**REQUIRED ACTION:** Where does the word "Variance" show up in the records? Copy every line that has it.

─── INFORMATION SUPPLIED ───

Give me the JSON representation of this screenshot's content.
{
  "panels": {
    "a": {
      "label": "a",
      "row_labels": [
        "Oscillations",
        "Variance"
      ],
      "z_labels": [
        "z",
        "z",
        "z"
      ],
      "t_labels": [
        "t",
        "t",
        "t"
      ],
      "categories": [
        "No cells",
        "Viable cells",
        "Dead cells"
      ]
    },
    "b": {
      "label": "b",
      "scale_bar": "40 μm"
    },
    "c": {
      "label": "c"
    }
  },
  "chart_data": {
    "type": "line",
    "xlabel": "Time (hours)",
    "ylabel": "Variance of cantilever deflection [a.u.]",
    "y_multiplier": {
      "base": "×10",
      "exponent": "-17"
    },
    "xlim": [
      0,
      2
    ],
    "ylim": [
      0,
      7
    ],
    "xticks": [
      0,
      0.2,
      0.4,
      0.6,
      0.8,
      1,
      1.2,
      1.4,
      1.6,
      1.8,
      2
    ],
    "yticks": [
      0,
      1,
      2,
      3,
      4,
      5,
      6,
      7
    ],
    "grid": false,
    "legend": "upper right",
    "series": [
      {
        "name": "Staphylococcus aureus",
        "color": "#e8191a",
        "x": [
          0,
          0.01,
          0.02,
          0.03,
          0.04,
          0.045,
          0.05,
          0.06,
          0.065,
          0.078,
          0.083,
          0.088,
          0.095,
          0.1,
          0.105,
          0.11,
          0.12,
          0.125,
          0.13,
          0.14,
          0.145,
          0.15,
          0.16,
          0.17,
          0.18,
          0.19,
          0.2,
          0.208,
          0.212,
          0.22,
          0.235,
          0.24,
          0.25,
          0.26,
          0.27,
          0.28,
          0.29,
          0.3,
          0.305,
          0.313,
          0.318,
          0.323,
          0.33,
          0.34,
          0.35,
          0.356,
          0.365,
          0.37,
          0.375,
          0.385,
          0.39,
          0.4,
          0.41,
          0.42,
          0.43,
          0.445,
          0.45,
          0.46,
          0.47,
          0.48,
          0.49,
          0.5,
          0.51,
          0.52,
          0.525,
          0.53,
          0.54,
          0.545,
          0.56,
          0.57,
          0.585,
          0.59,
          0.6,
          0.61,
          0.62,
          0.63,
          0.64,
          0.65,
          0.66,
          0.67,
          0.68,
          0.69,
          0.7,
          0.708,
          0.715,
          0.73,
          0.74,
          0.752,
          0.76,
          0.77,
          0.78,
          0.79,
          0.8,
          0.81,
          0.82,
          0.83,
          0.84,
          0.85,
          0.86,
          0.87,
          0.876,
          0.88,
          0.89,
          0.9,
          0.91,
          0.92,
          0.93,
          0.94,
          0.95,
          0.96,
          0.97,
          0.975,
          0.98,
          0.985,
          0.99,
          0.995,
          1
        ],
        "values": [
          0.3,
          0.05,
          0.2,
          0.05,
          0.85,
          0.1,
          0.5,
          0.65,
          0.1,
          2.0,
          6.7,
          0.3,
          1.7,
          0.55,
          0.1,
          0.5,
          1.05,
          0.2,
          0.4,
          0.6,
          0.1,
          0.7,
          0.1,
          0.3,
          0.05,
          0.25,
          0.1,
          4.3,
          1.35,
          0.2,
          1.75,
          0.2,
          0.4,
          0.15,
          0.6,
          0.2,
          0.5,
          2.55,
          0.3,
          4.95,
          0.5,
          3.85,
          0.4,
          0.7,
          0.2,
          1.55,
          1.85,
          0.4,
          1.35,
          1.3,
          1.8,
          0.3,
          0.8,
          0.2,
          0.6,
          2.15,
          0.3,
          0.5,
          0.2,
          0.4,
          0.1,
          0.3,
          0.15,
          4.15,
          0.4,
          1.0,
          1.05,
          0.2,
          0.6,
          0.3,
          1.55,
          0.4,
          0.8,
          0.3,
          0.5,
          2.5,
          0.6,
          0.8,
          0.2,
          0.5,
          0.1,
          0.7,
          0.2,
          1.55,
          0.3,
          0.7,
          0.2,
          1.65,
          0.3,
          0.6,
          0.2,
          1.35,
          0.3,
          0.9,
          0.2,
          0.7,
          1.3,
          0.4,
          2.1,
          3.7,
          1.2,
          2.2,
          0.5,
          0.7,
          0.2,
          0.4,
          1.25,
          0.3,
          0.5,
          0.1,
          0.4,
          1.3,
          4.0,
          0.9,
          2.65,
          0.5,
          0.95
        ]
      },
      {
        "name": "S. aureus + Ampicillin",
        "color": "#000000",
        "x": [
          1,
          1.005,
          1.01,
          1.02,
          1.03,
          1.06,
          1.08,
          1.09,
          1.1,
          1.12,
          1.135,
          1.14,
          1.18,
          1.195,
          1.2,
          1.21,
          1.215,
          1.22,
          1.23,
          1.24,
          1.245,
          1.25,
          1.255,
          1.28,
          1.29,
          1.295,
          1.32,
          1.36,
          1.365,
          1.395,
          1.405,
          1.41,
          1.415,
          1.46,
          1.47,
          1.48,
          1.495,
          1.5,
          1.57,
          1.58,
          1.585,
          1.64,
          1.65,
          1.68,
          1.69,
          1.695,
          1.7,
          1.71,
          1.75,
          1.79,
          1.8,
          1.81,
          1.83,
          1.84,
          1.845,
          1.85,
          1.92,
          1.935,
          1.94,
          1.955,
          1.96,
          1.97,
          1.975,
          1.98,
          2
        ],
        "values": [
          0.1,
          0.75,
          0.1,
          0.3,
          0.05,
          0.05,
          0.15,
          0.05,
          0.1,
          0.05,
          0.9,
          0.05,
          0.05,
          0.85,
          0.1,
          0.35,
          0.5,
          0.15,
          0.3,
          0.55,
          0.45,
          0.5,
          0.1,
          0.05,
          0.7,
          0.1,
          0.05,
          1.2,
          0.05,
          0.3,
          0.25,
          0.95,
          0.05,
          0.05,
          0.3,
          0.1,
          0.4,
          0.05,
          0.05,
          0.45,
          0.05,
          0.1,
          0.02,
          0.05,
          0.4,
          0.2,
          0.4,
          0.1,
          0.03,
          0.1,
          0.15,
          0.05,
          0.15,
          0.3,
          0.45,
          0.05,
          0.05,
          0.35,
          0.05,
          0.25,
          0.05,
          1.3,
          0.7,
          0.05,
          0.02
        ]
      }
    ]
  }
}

───

**OUTPUT OF THE EXERCISE:**
        "Variance"
    "ylabel": "Variance of cantilever deflection [a.u.]",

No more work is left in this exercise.